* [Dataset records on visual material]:
▼▼▼
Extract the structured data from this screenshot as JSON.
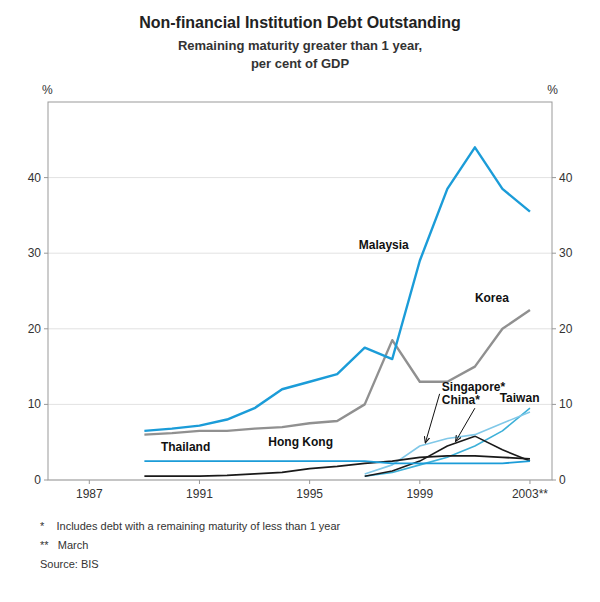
{
  "chart_data": {
    "type": "line",
    "title": "Non-financial Institution Debt Outstanding",
    "subtitle": [
      "Remaining maturity greater than 1 year,",
      "per cent of GDP"
    ],
    "ylabel": "%",
    "y2label": "%",
    "footnotes": [
      "*    Includes debt with a remaining maturity of less than 1 year",
      "**   March",
      "Source: BIS"
    ],
    "xlim": [
      1985.5,
      2003.8
    ],
    "xticks": [
      1987,
      1991,
      1995,
      1999,
      {
        "value": 2003,
        "label": "2003**"
      }
    ],
    "ylim": [
      0,
      50
    ],
    "yticks": [
      0,
      10,
      20,
      30,
      40
    ],
    "y2lim": [
      0,
      50
    ],
    "y2ticks": [
      0,
      10,
      20,
      30,
      40
    ],
    "grid": true,
    "series": [
      {
        "name": "Malaysia",
        "color": "#1b9cd8",
        "x": [
          1989,
          1990,
          1991,
          1992,
          1993,
          1994,
          1995,
          1996,
          1997,
          1998,
          1999,
          2000,
          2001,
          2002,
          2003
        ],
        "values": [
          6.5,
          6.8,
          7.2,
          8.0,
          9.5,
          12.0,
          13.0,
          14.0,
          17.5,
          16.0,
          29.0,
          38.5,
          44.0,
          38.5,
          35.5
        ]
      },
      {
        "name": "Korea",
        "color": "#909090",
        "x": [
          1989,
          1990,
          1991,
          1992,
          1993,
          1994,
          1995,
          1996,
          1997,
          1998,
          1999,
          2000,
          2001,
          2002,
          2003
        ],
        "values": [
          6.0,
          6.2,
          6.5,
          6.5,
          6.8,
          7.0,
          7.5,
          7.8,
          10.0,
          18.5,
          13.0,
          13.0,
          15.0,
          20.0,
          22.5
        ]
      },
      {
        "name": "Thailand",
        "color": "#1b9cd8",
        "x": [
          1989,
          1990,
          1991,
          1992,
          1993,
          1994,
          1995,
          1996,
          1997,
          1998,
          1999,
          2000,
          2001,
          2002,
          2003
        ],
        "values": [
          2.5,
          2.5,
          2.5,
          2.5,
          2.5,
          2.5,
          2.5,
          2.5,
          2.5,
          2.2,
          2.2,
          2.2,
          2.2,
          2.2,
          2.5
        ]
      },
      {
        "name": "Hong Kong",
        "color": "#1a1a1a",
        "x": [
          1989,
          1990,
          1991,
          1992,
          1993,
          1994,
          1995,
          1996,
          1997,
          1998,
          1999,
          2000,
          2001,
          2002,
          2003
        ],
        "values": [
          0.5,
          0.5,
          0.5,
          0.6,
          0.8,
          1.0,
          1.5,
          1.8,
          2.2,
          2.5,
          3.0,
          3.2,
          3.2,
          3.0,
          2.8
        ]
      },
      {
        "name": "Singapore*",
        "color": "#80c8e8",
        "x": [
          1997,
          1998,
          1999,
          2000,
          2001,
          2002,
          2003
        ],
        "values": [
          0.8,
          2.0,
          4.5,
          5.5,
          6.0,
          7.5,
          9.0
        ]
      },
      {
        "name": "China*",
        "color": "#1a1a1a",
        "x": [
          1997,
          1998,
          1999,
          2000,
          2001,
          2002,
          2003
        ],
        "values": [
          0.5,
          1.2,
          2.5,
          4.5,
          5.8,
          4.0,
          2.5
        ]
      },
      {
        "name": "Taiwan",
        "color": "#3db0d8",
        "x": [
          1997,
          1998,
          1999,
          2000,
          2001,
          2002,
          2003
        ],
        "values": [
          0.5,
          1.0,
          2.0,
          3.0,
          4.5,
          6.5,
          9.5
        ]
      }
    ]
  }
}
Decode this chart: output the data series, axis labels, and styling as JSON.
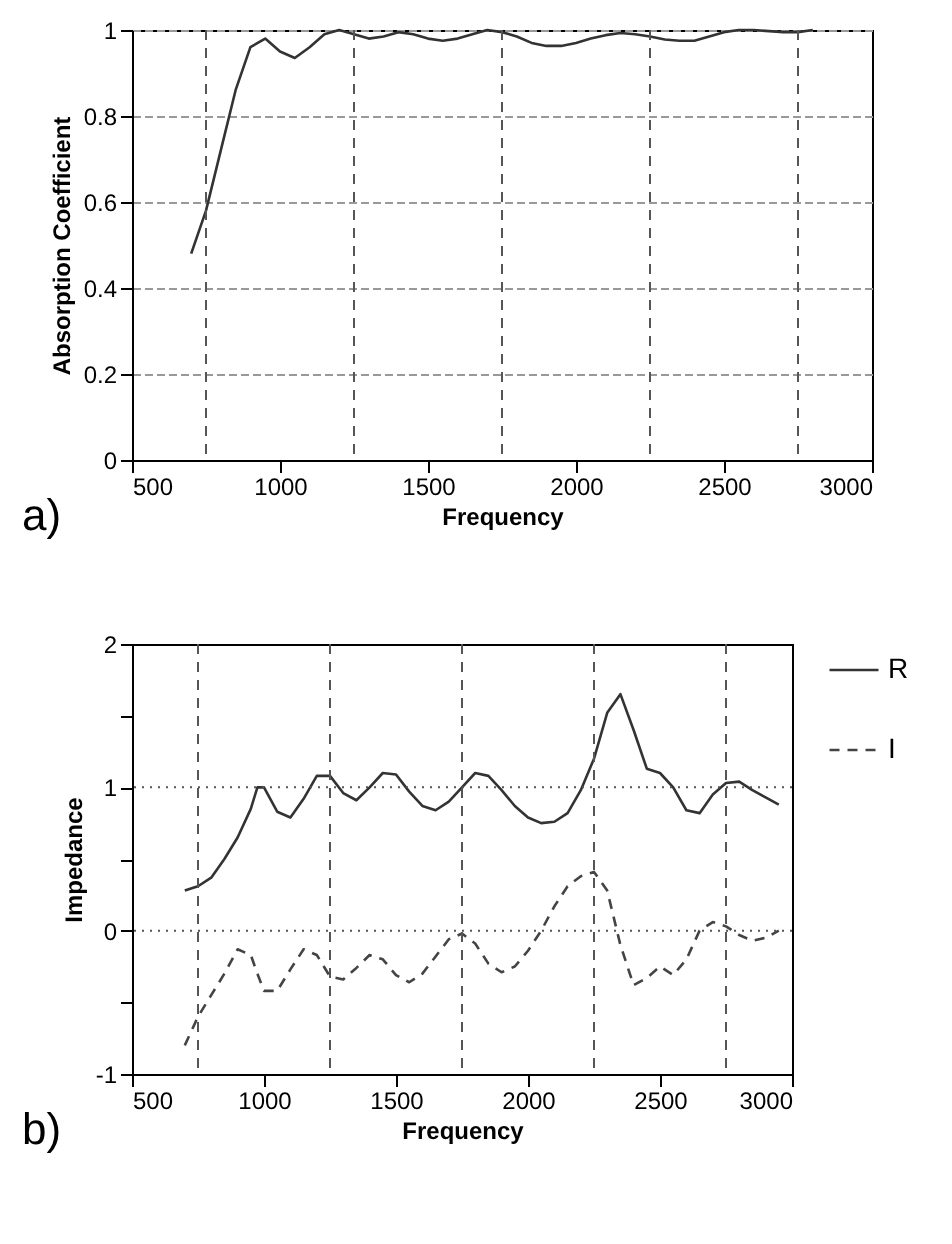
{
  "chart_data": [
    {
      "type": "line",
      "xlabel": "Frequency",
      "ylabel": "Absorption Coefficient",
      "annotations": [
        "a)"
      ],
      "xlim": [
        500,
        3000
      ],
      "xticks": [
        500,
        1000,
        1500,
        2000,
        2500,
        3000
      ],
      "ylim": [
        0,
        1
      ],
      "yticks": [
        0,
        0.2,
        0.4,
        0.6,
        0.8,
        1
      ],
      "grid": "y",
      "marker": "none",
      "legend": false,
      "ref_lines": [
        {
          "axis": "x",
          "value": 750
        },
        {
          "axis": "x",
          "value": 1250
        },
        {
          "axis": "x",
          "value": 1750
        },
        {
          "axis": "x",
          "value": 2250
        },
        {
          "axis": "x",
          "value": 2750
        }
      ],
      "x": [
        700,
        750,
        800,
        850,
        900,
        950,
        1000,
        1050,
        1100,
        1150,
        1200,
        1250,
        1300,
        1350,
        1400,
        1450,
        1500,
        1550,
        1600,
        1650,
        1700,
        1750,
        1800,
        1850,
        1900,
        1950,
        2000,
        2050,
        2100,
        2150,
        2200,
        2250,
        2300,
        2350,
        2400,
        2450,
        2500,
        2550,
        2600,
        2700,
        2750,
        2800
      ],
      "series": [
        {
          "color": "#333333",
          "line_style": "solid",
          "values": [
            0.48,
            0.58,
            0.72,
            0.86,
            0.96,
            0.98,
            0.95,
            0.935,
            0.96,
            0.99,
            1.0,
            0.99,
            0.98,
            0.985,
            0.995,
            0.99,
            0.98,
            0.975,
            0.98,
            0.99,
            1.0,
            0.995,
            0.985,
            0.97,
            0.963,
            0.963,
            0.97,
            0.98,
            0.988,
            0.993,
            0.99,
            0.985,
            0.978,
            0.975,
            0.975,
            0.985,
            0.995,
            1.0,
            1.0,
            0.995,
            0.995,
            1.0
          ]
        }
      ]
    },
    {
      "type": "line",
      "xlabel": "Frequency",
      "ylabel": "Impedance",
      "annotations": [
        "b)"
      ],
      "xlim": [
        500,
        3000
      ],
      "xticks": [
        500,
        1000,
        1500,
        2000,
        2500,
        3000
      ],
      "ylim": [
        -1,
        2
      ],
      "yticks": [
        -1,
        {
          "value": -0.5,
          "label": null
        },
        0,
        {
          "value": 0.5,
          "label": null
        },
        1,
        {
          "value": 1.5,
          "label": null
        },
        2
      ],
      "grid": false,
      "marker": "none",
      "legend": "right",
      "ref_lines": [
        {
          "axis": "x",
          "value": 750
        },
        {
          "axis": "x",
          "value": 1250
        },
        {
          "axis": "x",
          "value": 1750
        },
        {
          "axis": "x",
          "value": 2250
        },
        {
          "axis": "x",
          "value": 2750
        },
        {
          "axis": "y",
          "value": 0
        },
        {
          "axis": "y",
          "value": 1
        }
      ],
      "x": [
        700,
        750,
        800,
        850,
        900,
        950,
        975,
        1000,
        1050,
        1100,
        1150,
        1200,
        1250,
        1300,
        1350,
        1400,
        1450,
        1500,
        1550,
        1600,
        1650,
        1700,
        1750,
        1800,
        1850,
        1900,
        1950,
        2000,
        2050,
        2100,
        2150,
        2200,
        2250,
        2300,
        2350,
        2400,
        2450,
        2500,
        2550,
        2600,
        2650,
        2700,
        2750,
        2800,
        2850,
        2900,
        2950
      ],
      "series": [
        {
          "name": "R",
          "color": "#333333",
          "line_style": "solid",
          "values": [
            0.28,
            0.31,
            0.37,
            0.5,
            0.65,
            0.85,
            1.0,
            1.0,
            0.83,
            0.79,
            0.92,
            1.08,
            1.08,
            0.96,
            0.91,
            1.0,
            1.1,
            1.09,
            0.97,
            0.87,
            0.84,
            0.9,
            1.0,
            1.1,
            1.08,
            0.98,
            0.87,
            0.79,
            0.75,
            0.76,
            0.82,
            0.98,
            1.2,
            1.52,
            1.65,
            1.4,
            1.13,
            1.1,
            1.0,
            0.84,
            0.82,
            0.95,
            1.03,
            1.04,
            0.98,
            0.93,
            0.88
          ]
        },
        {
          "name": "I",
          "color": "#444444",
          "line_style": "dashed",
          "values": [
            -0.8,
            -0.6,
            -0.45,
            -0.3,
            -0.13,
            -0.17,
            -0.3,
            -0.42,
            -0.42,
            -0.27,
            -0.13,
            -0.17,
            -0.32,
            -0.34,
            -0.26,
            -0.17,
            -0.2,
            -0.31,
            -0.36,
            -0.3,
            -0.18,
            -0.06,
            -0.02,
            -0.09,
            -0.23,
            -0.29,
            -0.25,
            -0.14,
            0.0,
            0.17,
            0.31,
            0.38,
            0.41,
            0.28,
            -0.1,
            -0.38,
            -0.33,
            -0.25,
            -0.31,
            -0.2,
            0.0,
            0.06,
            0.03,
            -0.03,
            -0.07,
            -0.05,
            0.0
          ]
        }
      ]
    }
  ]
}
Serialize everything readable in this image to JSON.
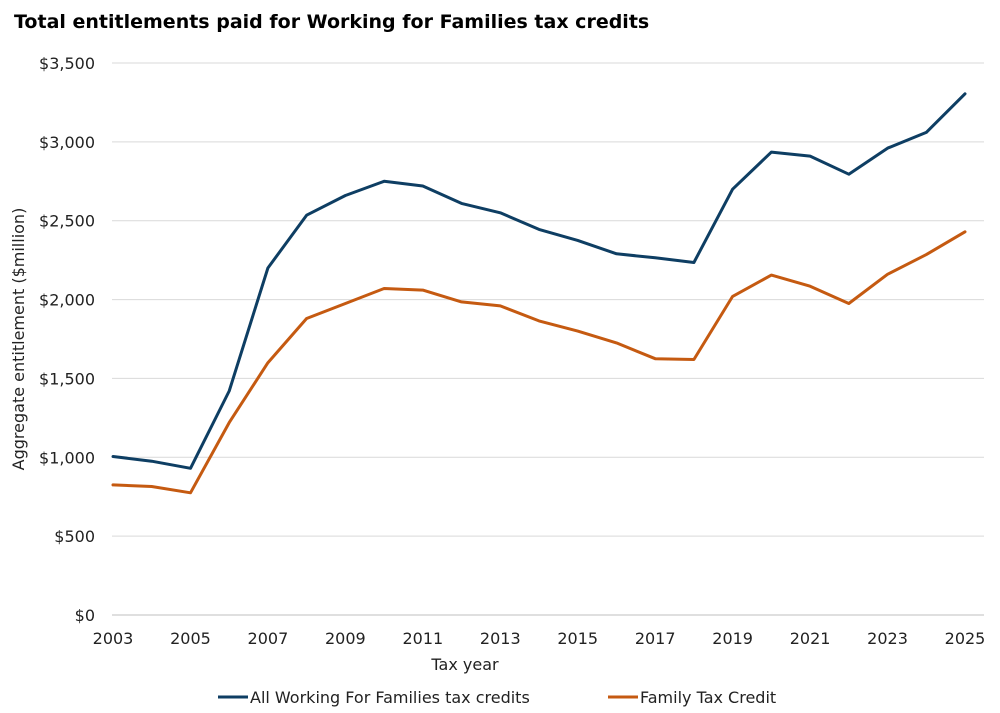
{
  "chart_data": {
    "type": "line",
    "title": "Total entitlements paid for Working for Families tax credits",
    "xlabel": "Tax year",
    "ylabel": "Aggregate entitlement ($million)",
    "x": [
      2003,
      2004,
      2005,
      2006,
      2007,
      2008,
      2009,
      2010,
      2011,
      2012,
      2013,
      2014,
      2015,
      2016,
      2017,
      2018,
      2019,
      2020,
      2021,
      2022,
      2023,
      2024,
      2025
    ],
    "x_tick_labels": [
      "2003",
      "2005",
      "2007",
      "2009",
      "2011",
      "2013",
      "2015",
      "2017",
      "2019",
      "2021",
      "2023",
      "2025"
    ],
    "ylim": [
      0,
      3500
    ],
    "y_ticks": [
      0,
      500,
      1000,
      1500,
      2000,
      2500,
      3000,
      3500
    ],
    "y_tick_labels": [
      "$0",
      "$500",
      "$1,000",
      "$1,500",
      "$2,000",
      "$2,500",
      "$3,000",
      "$3,500"
    ],
    "grid": true,
    "legend_position": "bottom",
    "series": [
      {
        "name": "All Working For Families tax credits",
        "color": "#0e3e63",
        "values": [
          1005,
          975,
          930,
          1420,
          2200,
          2535,
          2660,
          2750,
          2720,
          2610,
          2550,
          2445,
          2375,
          2290,
          2265,
          2235,
          2700,
          2935,
          2910,
          2795,
          2960,
          3060,
          3305
        ]
      },
      {
        "name": "Family Tax Credit",
        "color": "#c55a11",
        "values": [
          825,
          815,
          775,
          1220,
          1600,
          1880,
          1975,
          2070,
          2060,
          1985,
          1960,
          1865,
          1800,
          1725,
          1625,
          1620,
          2020,
          2155,
          2085,
          1975,
          2160,
          2285,
          2430
        ]
      }
    ]
  }
}
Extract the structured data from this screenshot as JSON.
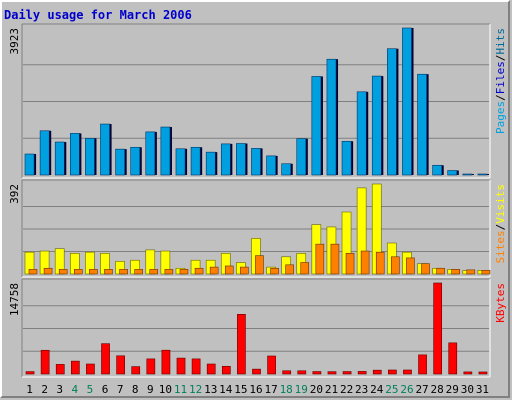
{
  "chart_data": {
    "type": "bar",
    "title": "Daily usage for March 2006",
    "categories": [
      "1",
      "2",
      "3",
      "4",
      "5",
      "6",
      "7",
      "8",
      "9",
      "10",
      "11",
      "12",
      "13",
      "14",
      "15",
      "16",
      "17",
      "18",
      "19",
      "20",
      "21",
      "22",
      "23",
      "24",
      "25",
      "26",
      "27",
      "28",
      "29",
      "30",
      "31"
    ],
    "weekend_days": [
      "4",
      "5",
      "11",
      "12",
      "18",
      "19",
      "25",
      "26"
    ],
    "panels": [
      {
        "max_label": "3923",
        "ylim": [
          0,
          3923
        ],
        "series": [
          {
            "name": "Pages",
            "color": "#00a0e0",
            "values": [
              0,
              0,
              0,
              0,
              0,
              0,
              0,
              0,
              0,
              0,
              0,
              0,
              0,
              0,
              0,
              0,
              0,
              0,
              0,
              0,
              0,
              0,
              0,
              0,
              0,
              0,
              0,
              0,
              0,
              0,
              0
            ]
          },
          {
            "name": "Files",
            "color": "#0000cc",
            "values": [
              560,
              1180,
              880,
              1110,
              980,
              1360,
              690,
              740,
              1150,
              1280,
              700,
              740,
              610,
              830,
              840,
              710,
              510,
              300,
              970,
              2630,
              3090,
              900,
              2220,
              2640,
              3370,
              3923,
              2690,
              260,
              120,
              20,
              20
            ]
          },
          {
            "name": "Hits",
            "color": "#006699",
            "values": [
              560,
              1180,
              880,
              1110,
              980,
              1360,
              690,
              740,
              1150,
              1280,
              700,
              740,
              610,
              830,
              840,
              710,
              510,
              300,
              970,
              2630,
              3090,
              900,
              2220,
              2640,
              3370,
              3923,
              2690,
              260,
              120,
              20,
              20
            ]
          }
        ],
        "legend": [
          "Pages",
          "/",
          "Files",
          "/",
          "Hits"
        ]
      },
      {
        "max_label": "392",
        "ylim": [
          0,
          392
        ],
        "series": [
          {
            "name": "Sites",
            "color": "#ff8000",
            "values": [
              20,
              25,
              20,
              20,
              20,
              20,
              20,
              20,
              20,
              20,
              20,
              25,
              30,
              35,
              30,
              80,
              25,
              40,
              50,
              130,
              130,
              90,
              100,
              95,
              75,
              70,
              45,
              25,
              20,
              18,
              16
            ]
          },
          {
            "name": "Visits",
            "color": "#ffff00",
            "values": [
              95,
              100,
              110,
              90,
              95,
              90,
              55,
              60,
              105,
              100,
              25,
              60,
              60,
              90,
              50,
              155,
              30,
              75,
              90,
              215,
              205,
              270,
              375,
              392,
              135,
              95,
              45,
              25,
              20,
              15,
              16
            ]
          }
        ],
        "legend": [
          "Sites",
          "/",
          "Visits"
        ]
      },
      {
        "max_label": "14758",
        "ylim": [
          0,
          14758
        ],
        "series": [
          {
            "name": "KBytes",
            "color": "#ff0000",
            "values": [
              390,
              3850,
              1560,
              2090,
              1620,
              4920,
              2950,
              1200,
              2450,
              3860,
              2580,
              2450,
              1620,
              1250,
              9680,
              790,
              2920,
              520,
              520,
              400,
              380,
              400,
              420,
              620,
              650,
              650,
              3100,
              14758,
              5050,
              340,
              330
            ]
          }
        ],
        "legend": [
          "KBytes"
        ]
      }
    ]
  }
}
▲▲▲
Check each line above for the word "ylabel", and copy the lines where it appears.

* [Result for this exercise]:
    "ylabel": "%",
      "ylabel": "Absorption Coefficient",
      "ylabel": "Impedance",
    "ylabel": "Aggregate entitlement ($million)",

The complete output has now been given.